Information shown:

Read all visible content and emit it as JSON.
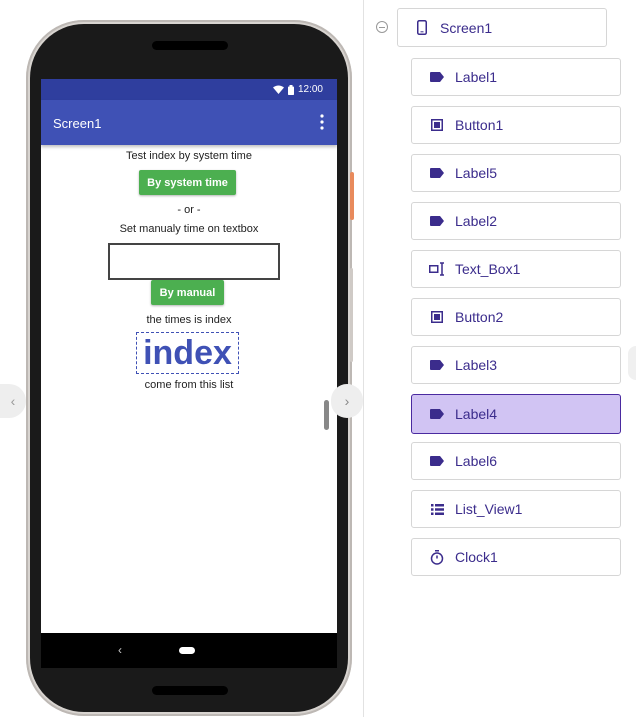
{
  "phone": {
    "status_time": "12:00",
    "app_title": "Screen1",
    "labels": {
      "label1": "Test index by system time",
      "label5": "- or -",
      "label2": "Set manualy time on textbox",
      "label3": "the times is index",
      "label4": "index",
      "label6": "come from this list"
    },
    "buttons": {
      "button1": "By system time",
      "button2": "By manual"
    },
    "textbox_value": "",
    "nav_back_glyph": "‹",
    "pager_left_glyph": "‹",
    "pager_right_glyph": "›"
  },
  "tree": {
    "root": {
      "label": "Screen1",
      "icon": "phone-icon"
    },
    "items": [
      {
        "label": "Label1",
        "icon": "label-tag-icon",
        "selected": false
      },
      {
        "label": "Button1",
        "icon": "button-icon",
        "selected": false
      },
      {
        "label": "Label5",
        "icon": "label-tag-icon",
        "selected": false
      },
      {
        "label": "Label2",
        "icon": "label-tag-icon",
        "selected": false
      },
      {
        "label": "Text_Box1",
        "icon": "textbox-icon",
        "selected": false
      },
      {
        "label": "Button2",
        "icon": "button-icon",
        "selected": false
      },
      {
        "label": "Label3",
        "icon": "label-tag-icon",
        "selected": false
      },
      {
        "label": "Label4",
        "icon": "label-tag-icon",
        "selected": true
      },
      {
        "label": "Label6",
        "icon": "label-tag-icon",
        "selected": false
      },
      {
        "label": "List_View1",
        "icon": "list-icon",
        "selected": false
      },
      {
        "label": "Clock1",
        "icon": "clock-icon",
        "selected": false
      }
    ]
  },
  "colors": {
    "status_bar": "#2f3e9e",
    "app_bar": "#3f51b5",
    "button_green": "#4caf50",
    "tree_text": "#3b2c8c",
    "selected_bg": "#d1c4f3"
  }
}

Job:
Pictures excluded, quote all the data above exactly.

Complete answer:
Read all visible content and emit it as JSON.
{
  "phone": {
    "status_time": "12:00",
    "app_title": "Screen1",
    "labels": {
      "label1": "Test index by system time",
      "label5": "- or -",
      "label2": "Set manualy time on textbox",
      "label3": "the times is index",
      "label4": "index",
      "label6": "come from this list"
    },
    "buttons": {
      "button1": "By system time",
      "button2": "By manual"
    },
    "textbox_value": "",
    "nav_back_glyph": "‹",
    "pager_left_glyph": "‹",
    "pager_right_glyph": "›"
  },
  "tree": {
    "root": {
      "label": "Screen1",
      "icon": "phone-icon"
    },
    "items": [
      {
        "label": "Label1",
        "icon": "label-tag-icon",
        "selected": false
      },
      {
        "label": "Button1",
        "icon": "button-icon",
        "selected": false
      },
      {
        "label": "Label5",
        "icon": "label-tag-icon",
        "selected": false
      },
      {
        "label": "Label2",
        "icon": "label-tag-icon",
        "selected": false
      },
      {
        "label": "Text_Box1",
        "icon": "textbox-icon",
        "selected": false
      },
      {
        "label": "Button2",
        "icon": "button-icon",
        "selected": false
      },
      {
        "label": "Label3",
        "icon": "label-tag-icon",
        "selected": false
      },
      {
        "label": "Label4",
        "icon": "label-tag-icon",
        "selected": true
      },
      {
        "label": "Label6",
        "icon": "label-tag-icon",
        "selected": false
      },
      {
        "label": "List_View1",
        "icon": "list-icon",
        "selected": false
      },
      {
        "label": "Clock1",
        "icon": "clock-icon",
        "selected": false
      }
    ]
  },
  "colors": {
    "status_bar": "#2f3e9e",
    "app_bar": "#3f51b5",
    "button_green": "#4caf50",
    "tree_text": "#3b2c8c",
    "selected_bg": "#d1c4f3"
  }
}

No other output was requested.